**Written task:**
Copy out each line that mentions the word "text".

start

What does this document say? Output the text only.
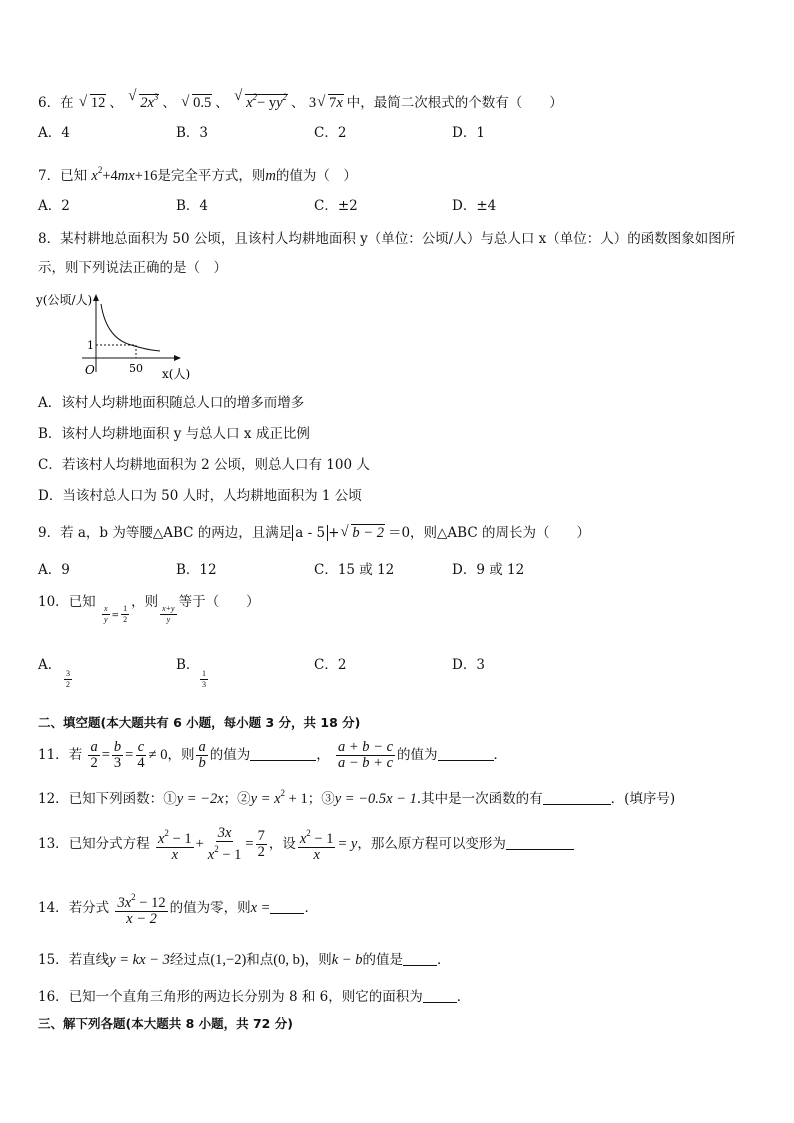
6．在 √ 12 、 √ $2x^3$ 、 √ 0.5 、 √ $x^2- yy^2$ 、 3 √ 7x 中，最简二次根式的个数有（　　）
A．4	B．3	C．2	D．1
7．已知 $x^2+4mx+16$是完全平方式，则m的值为（　）
A．2	B．4	C．±2	D．±4
8．某村耕地总面积为 50 公顷，且该村人均耕地面积 y（单位：公顷/人）与总人口 x（单位：人）的函数图象如图所
示，则下列说法正确的是（　）
y(公顷/人)
1
O	50 x(人)
A．该村人均耕地面积随总人口的增多而增多
B．该村人均耕地面积 y 与总人口 x 成正比例
C．若该村人均耕地面积为 2 公顷，则总人口有 100 人
D．当该村总人口为 50 人时，人均耕地面积为 1 公顷
9．若 a，b 为等腰△ABC 的两边，且满足 a - 5 + √ b − 2 ＝0，则△ABC 的周长为（　　）
A．9	B．12	C．15 或 12	D．9 或 12
10．已知
$\frac{x}{y} = \frac{1}{2}$
，则
$\frac{x+y}{y}$
等于（　　）
A．
$\frac{3}{2}$
B．
$\frac{1}{3}$
C．2	D．3
二、填空题(本大题共有 6 小题，每小题 3 分，共 18 分)
11．若 $\frac{a}{2} = \frac{b}{3} = \frac{c}{4} \ne 0$，则 $\frac{a}{b}$ 的值为	， $\frac{a + b - c}{a - b + c}$ 的值为	．
12．已知下列函数：①y = −2x；②y = $x^2 + 1$；③y = −0.5x − 1.其中是一次函数的有	．(填序号)
13．已知分式方程 $\frac{x^2 - 1}{x} + \frac{3x}{x^2 - 1} = \frac{7}{2}$ ，设 $\frac{x^2 - 1}{x} = y$，那么原方程可以变形为
14．若分式 $\frac{3x^2 - 12}{x - 2}$ 的值为零，则x =	．
15．若直线y = kx − 3经过点(1,−2)和点(0, b)，则k − b的值是	．
16．已知一个直角三角形的两边长分别为 8 和 6，则它的面积为	．
三、解下列各题(本大题共 8 小题，共 72 分)
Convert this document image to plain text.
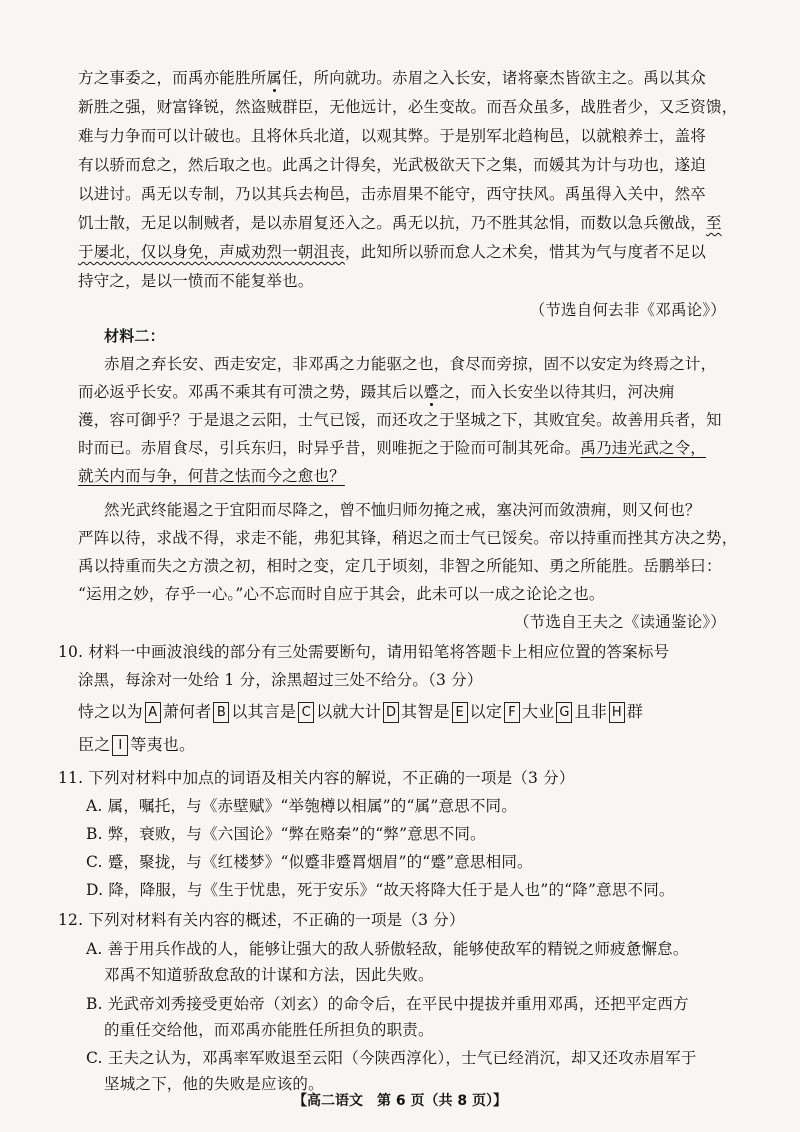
方之事委之，而禹亦能胜所属任，所向就功。赤眉之入长安，诸将豪杰皆欲主之。禹以其众
新胜之强，财富锋锐，然盗贼群臣，无他远计，必生变故。而吾众虽多，战胜者少，又乏资馈，
难与力争而可以计破也。且将休兵北道，以观其弊。于是别军北趋栒邑，以就粮养士，盖将
有以骄而怠之，然后取之也。此禹之计得矣，光武极欲天下之集，而媛其为计与功也，遂迫
以进讨。禹无以专制，乃以其兵去栒邑，击赤眉果不能守，西守扶风。禹虽得入关中，然卒
饥士散，无足以制贼者，是以赤眉复还入之。禹无以抗，乃不胜其忿悁，而数以急兵徼战，至
于屡北，仅以身免，声威劝烈一朝沮丧，此知所以骄而怠人之术矣，惜其为气与度者不足以
持守之，是以一愤而不能复举也。
（节选自何去非《邓禹论》）
材料二：
赤眉之弃长安、西走安定，非邓禹之力能驱之也，食尽而旁掠，固不以安定为终焉之计，
而必返乎长安。邓禹不乘其有可溃之势，蹑其后以蹙之，而入长安坐以待其归，河决痈
濩，容可御乎？于是退之云阳，士气已馁，而还攻之于坚城之下，其败宜矣。故善用兵者，知
时而已。赤眉食尽，引兵东归，时异乎昔，则唯扼之于险而可制其死命。禹乃违光武之令，
就关内而与争，何昔之怯而今之愈也？
然光武终能遏之于宜阳而尽降之，曾不恤归师勿掩之戒，塞决河而敛溃痈，则又何也？
严阵以待，求战不得，求走不能，弗犯其锋，稍迟之而士气已馁矣。帝以持重而挫其方决之势，
禹以持重而失之方溃之初，相时之变，定几于顷刻，非智之所能知、勇之所能胜。岳鹏举曰：
“运用之妙，存乎一心。”心不忘而时自应于其会，此未可以一成之论论之也。
（节选自王夫之《读通鉴论》）
10. 材料一中画波浪线的部分有三处需要断句，请用铅笔将答题卡上相应位置的答案标号
涂黑，每涂对一处给 1 分，涂黑超过三处不给分。（3 分）
恃之以为 A 萧何者 B 以其言是 C 以就大计 D 其智是 E 以定 F 大业 G 且非 H 群
臣之 I 等夷也。
11. 下列对材料中加点的词语及相关内容的解说，不正确的一项是（3 分）
A. 属，嘱托，与《赤壁赋》“举匏樽以相属”的“属”意思不同。
B. 弊，衰败，与《六国论》“弊在赂秦”的“弊”意思不同。
C. 蹙，聚拢，与《红楼梦》“似蹙非蹙罥烟眉”的“蹙”意思相同。
D. 降，降服，与《生于忧患，死于安乐》“故天将降大任于是人也”的“降”意思不同。
12. 下列对材料有关内容的概述，不正确的一项是（3 分）
A. 善于用兵作战的人，能够让强大的敌人骄傲轻敌，能够使敌军的精锐之师疲惫懈怠。
邓禹不知道骄敌怠敌的计谋和方法，因此失败。
B. 光武帝刘秀接受更始帝（刘玄）的命令后，在平民中提拔并重用邓禹，还把平定西方
的重任交给他，而邓禹亦能胜任所担负的职责。
C. 王夫之认为，邓禹率军败退至云阳（今陕西淳化），士气已经消沉，却又还攻赤眉军于
坚城之下，他的失败是应该的。
【高二语文　第 6 页（共 8 页）】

end

**Exercise result:**
What does this document say? Output the text only.
Convert this document image to plain text.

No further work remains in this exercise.